(Recorded data)
* * * *
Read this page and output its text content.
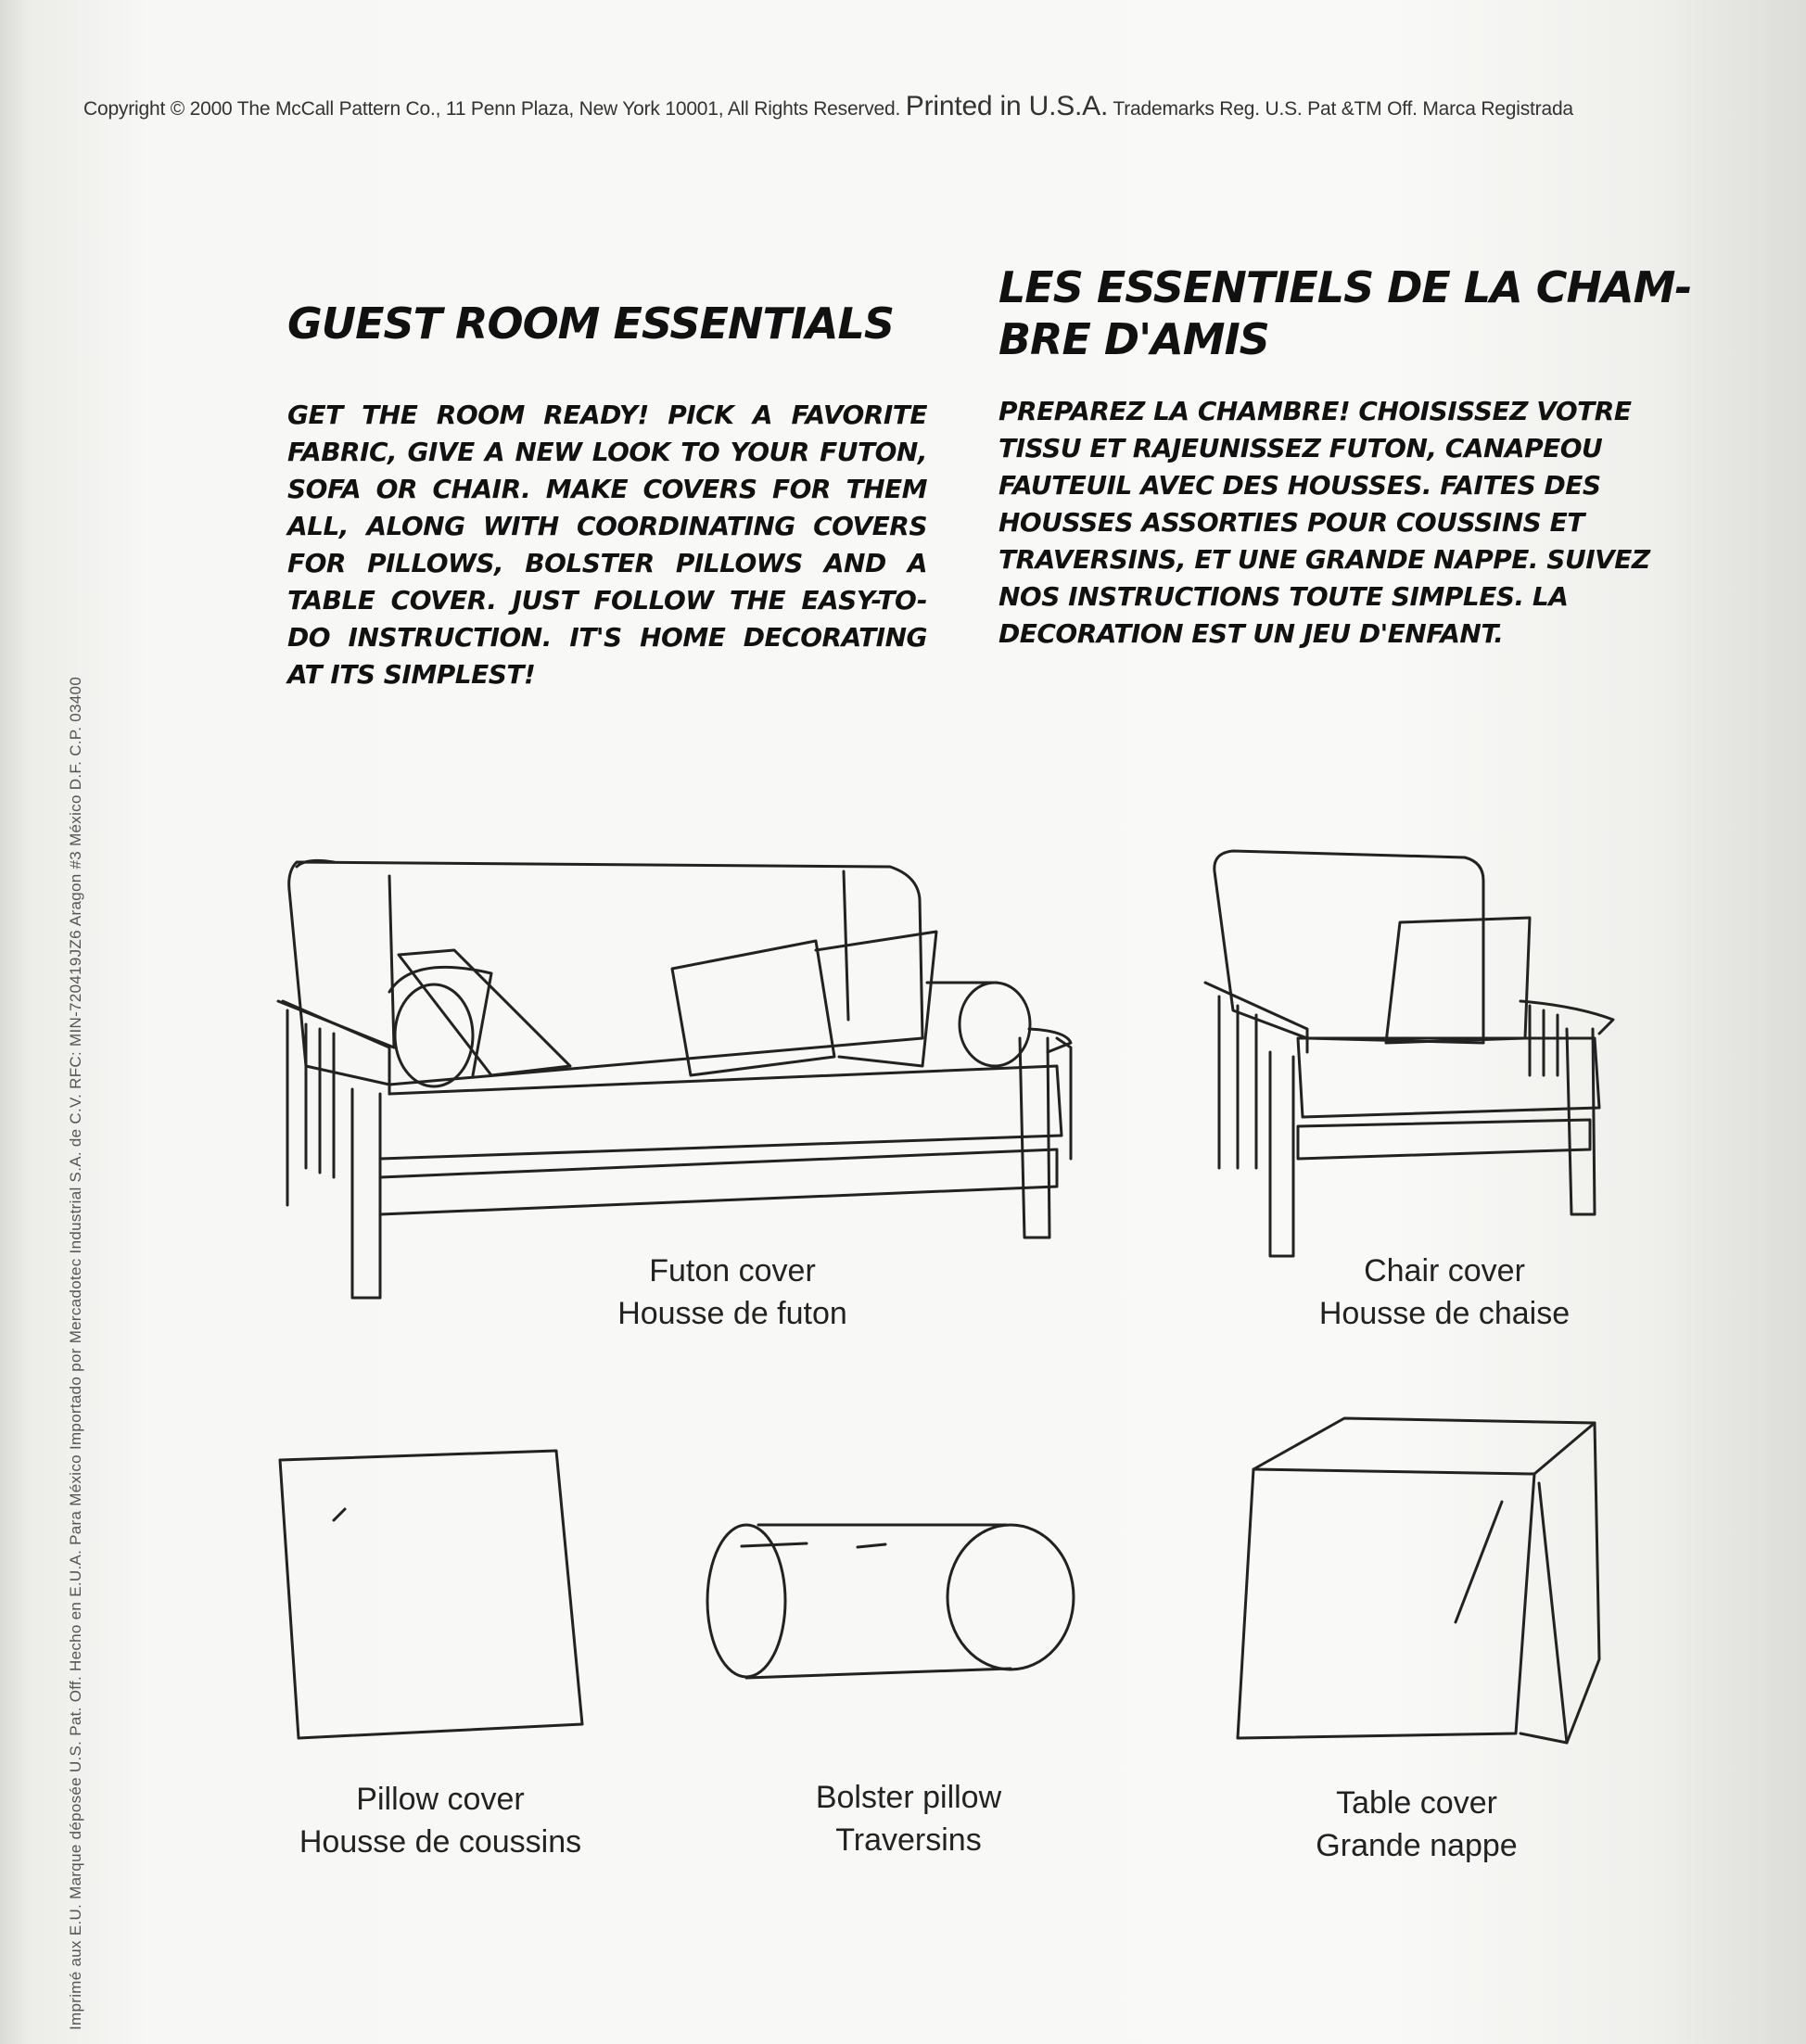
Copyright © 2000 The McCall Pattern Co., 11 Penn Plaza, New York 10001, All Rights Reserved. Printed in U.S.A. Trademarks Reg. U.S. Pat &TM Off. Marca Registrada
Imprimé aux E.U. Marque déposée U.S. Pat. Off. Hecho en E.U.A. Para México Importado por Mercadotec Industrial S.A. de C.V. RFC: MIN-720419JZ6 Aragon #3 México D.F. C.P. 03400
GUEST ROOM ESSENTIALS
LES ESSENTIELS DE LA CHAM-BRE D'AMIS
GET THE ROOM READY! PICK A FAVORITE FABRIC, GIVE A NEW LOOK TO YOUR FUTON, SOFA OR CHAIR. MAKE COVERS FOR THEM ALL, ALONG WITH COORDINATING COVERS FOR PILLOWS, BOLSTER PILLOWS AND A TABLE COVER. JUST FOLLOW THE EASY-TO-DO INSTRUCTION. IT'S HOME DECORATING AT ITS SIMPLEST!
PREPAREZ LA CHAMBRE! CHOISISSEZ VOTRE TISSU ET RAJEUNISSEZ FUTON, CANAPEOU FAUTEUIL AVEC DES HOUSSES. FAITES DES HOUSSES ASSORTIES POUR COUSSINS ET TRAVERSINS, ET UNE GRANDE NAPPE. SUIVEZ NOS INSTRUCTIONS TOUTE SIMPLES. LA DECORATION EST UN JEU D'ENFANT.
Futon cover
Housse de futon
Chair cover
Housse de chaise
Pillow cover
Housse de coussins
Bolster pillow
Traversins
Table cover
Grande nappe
* * * *
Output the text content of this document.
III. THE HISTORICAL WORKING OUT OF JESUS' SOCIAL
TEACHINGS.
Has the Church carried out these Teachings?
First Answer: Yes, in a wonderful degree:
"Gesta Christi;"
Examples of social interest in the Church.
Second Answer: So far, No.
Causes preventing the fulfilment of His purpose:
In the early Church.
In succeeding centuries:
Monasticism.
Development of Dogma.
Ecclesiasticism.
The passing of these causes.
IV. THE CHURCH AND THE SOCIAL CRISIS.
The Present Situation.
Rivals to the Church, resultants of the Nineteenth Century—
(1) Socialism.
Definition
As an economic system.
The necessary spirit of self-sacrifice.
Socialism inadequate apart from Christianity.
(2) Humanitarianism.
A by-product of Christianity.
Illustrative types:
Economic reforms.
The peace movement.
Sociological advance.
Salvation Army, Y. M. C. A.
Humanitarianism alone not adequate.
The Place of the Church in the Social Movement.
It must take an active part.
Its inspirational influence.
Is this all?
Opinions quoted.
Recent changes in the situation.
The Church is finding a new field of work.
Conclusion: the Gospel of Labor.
* * * *
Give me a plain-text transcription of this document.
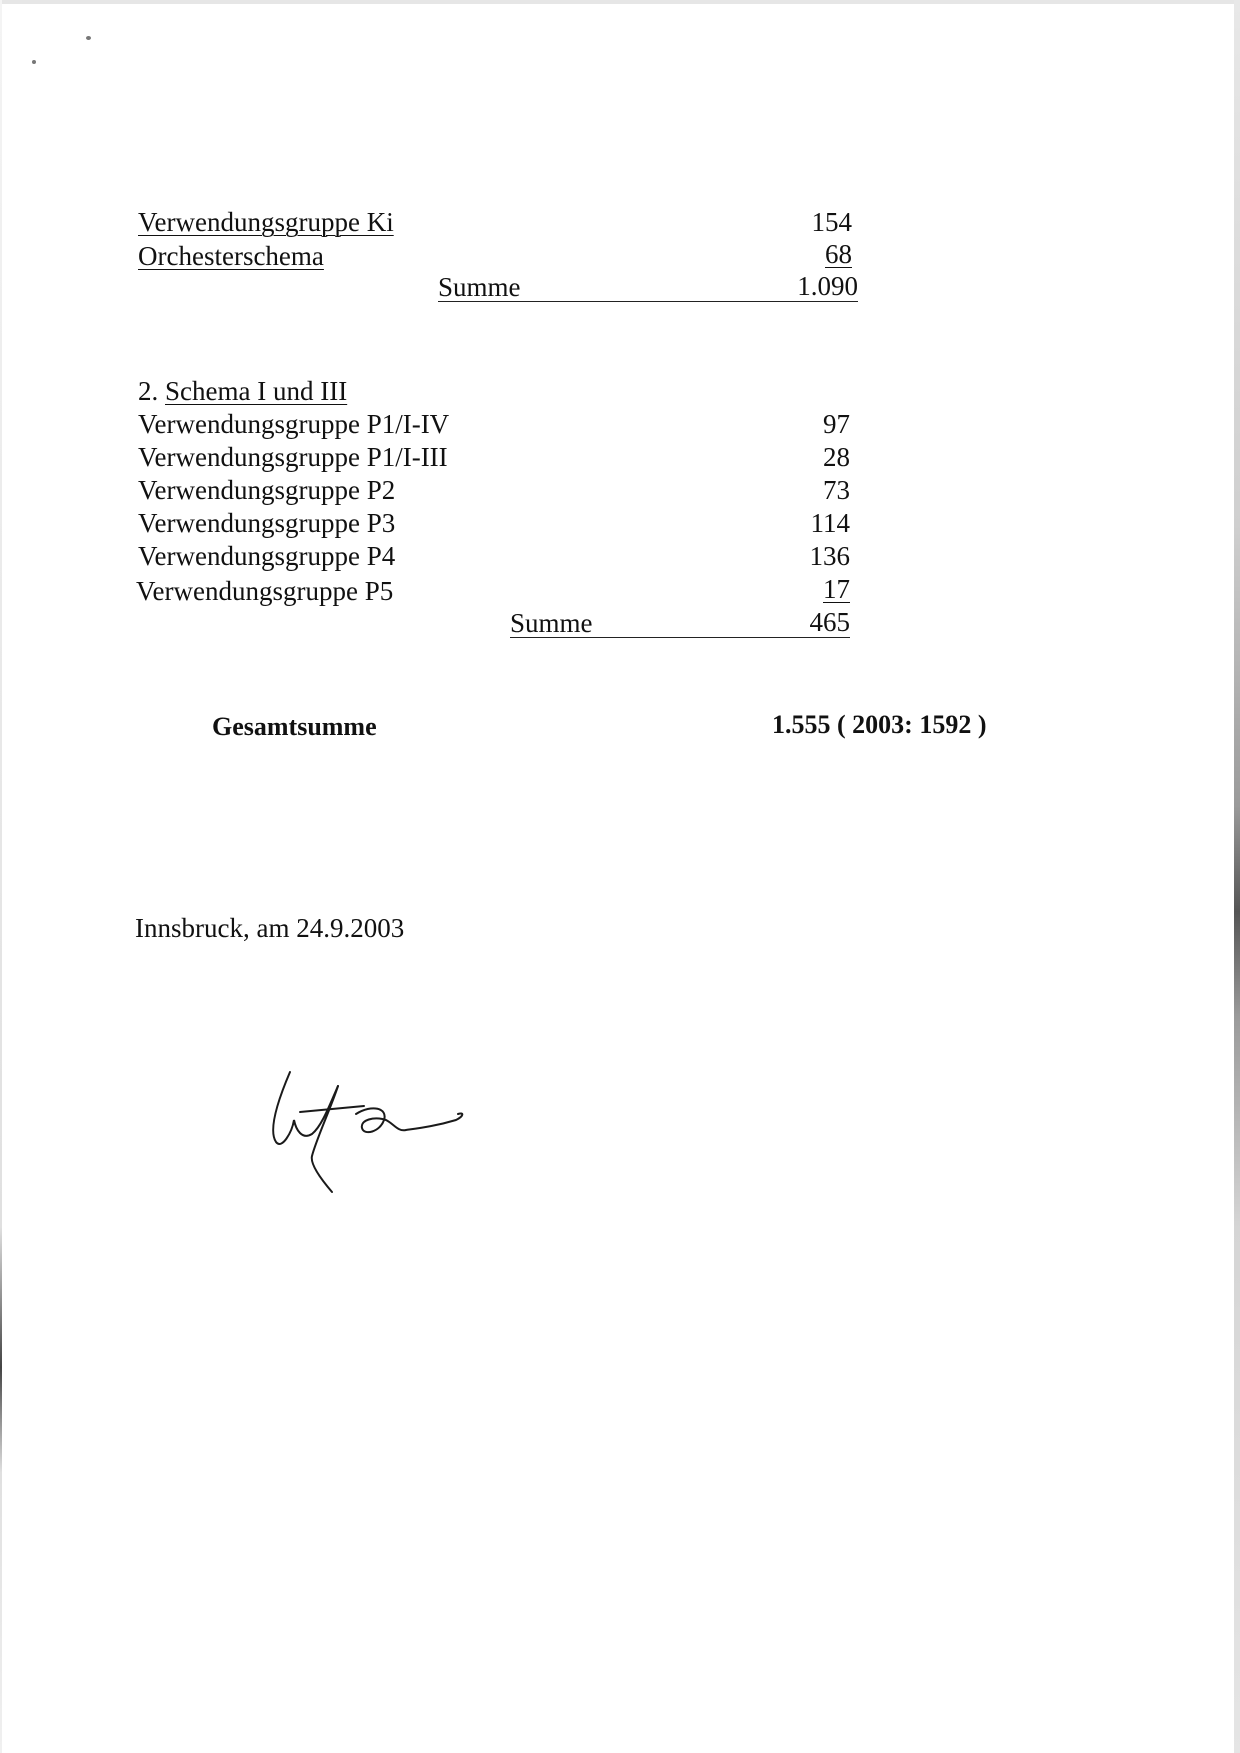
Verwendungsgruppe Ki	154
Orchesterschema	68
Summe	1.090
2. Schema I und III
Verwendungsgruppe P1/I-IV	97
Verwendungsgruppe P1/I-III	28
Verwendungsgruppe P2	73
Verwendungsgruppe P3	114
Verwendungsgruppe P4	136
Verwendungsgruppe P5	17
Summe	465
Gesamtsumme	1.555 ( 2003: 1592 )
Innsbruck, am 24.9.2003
* * * *
▸ Problem statement
Find each line holding the word "text" and copy it.

▸ Exercise result
Read this page and output its text content.
Output the text content of this document.
Give me a plain-text transcription of this document.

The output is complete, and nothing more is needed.